Instructions to follow:
In the records below, find each line with the word "하나님이" and copy it.

Task input:
________________

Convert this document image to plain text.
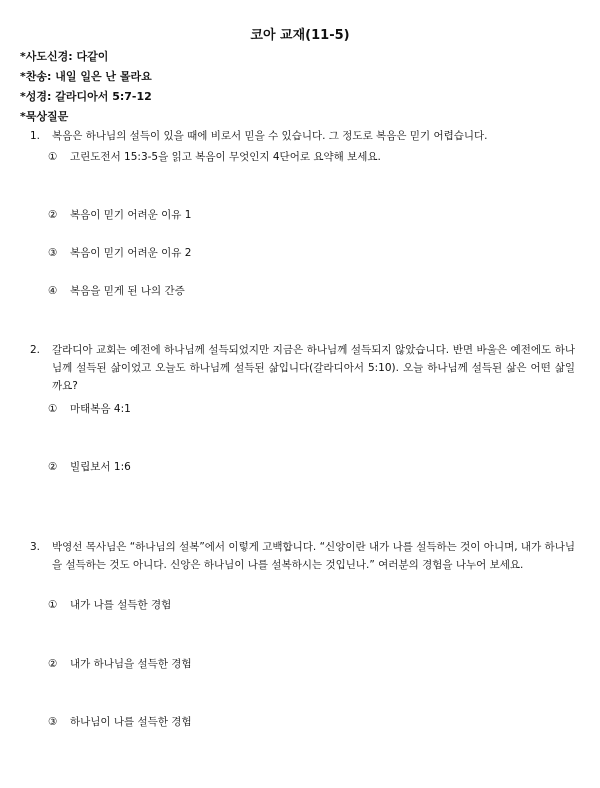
코아 교재(11-5)
*사도신경: 다같이
*찬송: 내일 일은 난 몰라요
*성경: 갈라디아서 5:7-12
*묵상질문
1.	복음은 하나님의 설득이 있을 때에 비로서 믿을 수 있습니다. 그 정도로 복음은 믿기 어렵습니다.
① 고린도전서 15:3-5을 읽고 복음이 무엇인지 4단어로 요약해 보세요.
② 복음이 믿기 어려운 이유 1
③ 복음이 믿기 어려운 이유 2
④ 복음을 믿게 된 나의 간증
2.	갈라디아 교회는 예전에 하나님께 설득되었지만 지금은 하나님께 설득되지 않았습니다. 반면 바울은 예전에도 하나님께 설득된 삶이었고 오늘도 하나님께 설득된 삶입니다(갈라디아서 5:10). 오늘 하나님께 설득된 삶은 어떤 삶일까요?
① 마태복음 4:1
② 빌립보서 1:6
3.	박영선 목사님은 “하나님의 설복”에서 이렇게 고백합니다. “신앙이란 내가 나를 설득하는 것이 아니며, 내가 하나님을 설득하는 것도 아니다. 신앙은 하나님이 나를 설복하시는 것입닌나.” 여러분의 경험을 나누어 보세요.
① 내가 나를 설득한 경험
② 내가 하나님을 설득한 경험
③ 하나님이 나를 설득한 경험
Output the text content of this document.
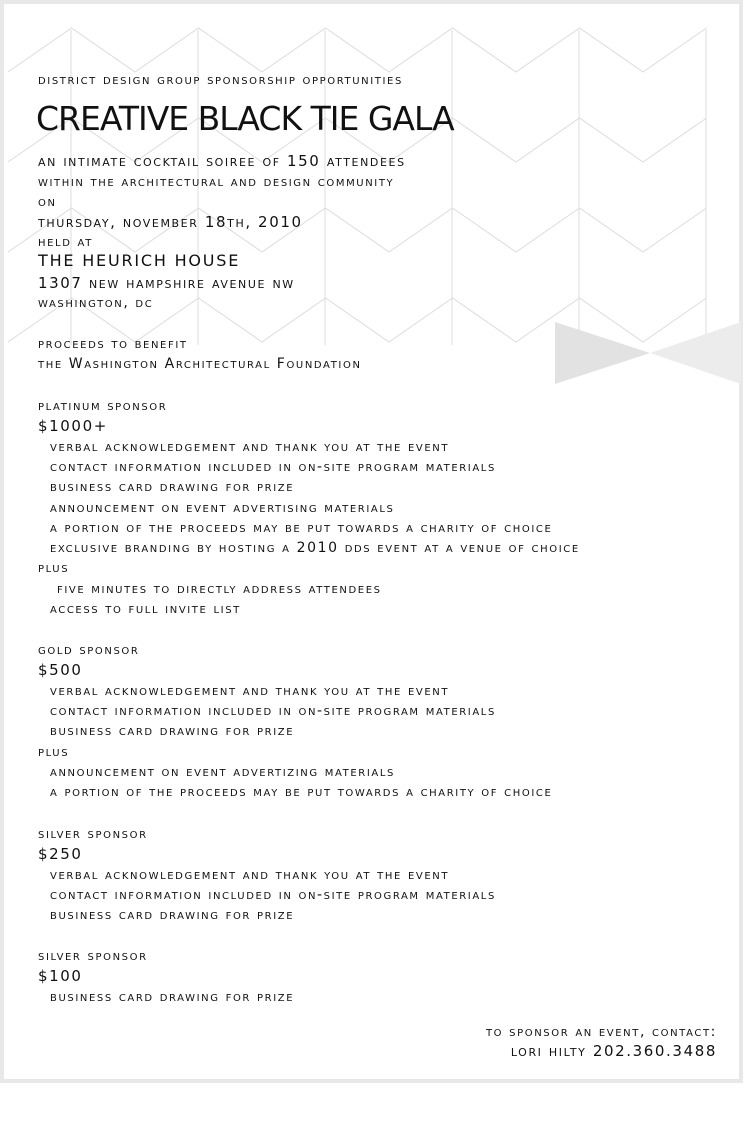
district design group sponsorship opportunities
CREATIVE BLACK TIE GALA
an intimate cocktail soiree of 150 attendees
within the architectural and design community
on
thursday, november 18th, 2010
held at
THE HEURICH HOUSE
1307 new hampshire avenue nw
washington, dc
proceeds to benefit
the Washington Architectural Foundation
platinum sponsor
$1000+
verbal acknowledgement and thank you at the event
contact information included in on-site program materials
business card drawing for prize
announcement on event advertising materials
a portion of the proceeds may be put towards a charity of choice
exclusive branding by hosting a 2010 dds event at a venue of choice
plus
five minutes to directly address attendees
access to full invite list
gold sponsor
$500
verbal acknowledgement and thank you at the event
contact information included in on-site program materials
business card drawing for prize
plus
announcement on event advertizing materials
a portion of the proceeds may be put towards a charity of choice
silver sponsor
$250
verbal acknowledgement and thank you at the event
contact information included in on-site program materials
business card drawing for prize
silver sponsor
$100
business card drawing for prize
to sponsor an event, contact:
lori hilty 202.360.3488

________________

Answer for this exercise:
3.	박영선 목사님은 “하나님의 설복”에서 이렇게 고백합니다. “신앙이란 내가 나를 설득하는 것이 아니며, 내가 하나님을 설득하는 것도 아니다. 신앙은 하나님이 나를 설복하시는 것입닌나.” 여러분의 경험을 나누어 보세요.
③ 하나님이 나를 설득한 경험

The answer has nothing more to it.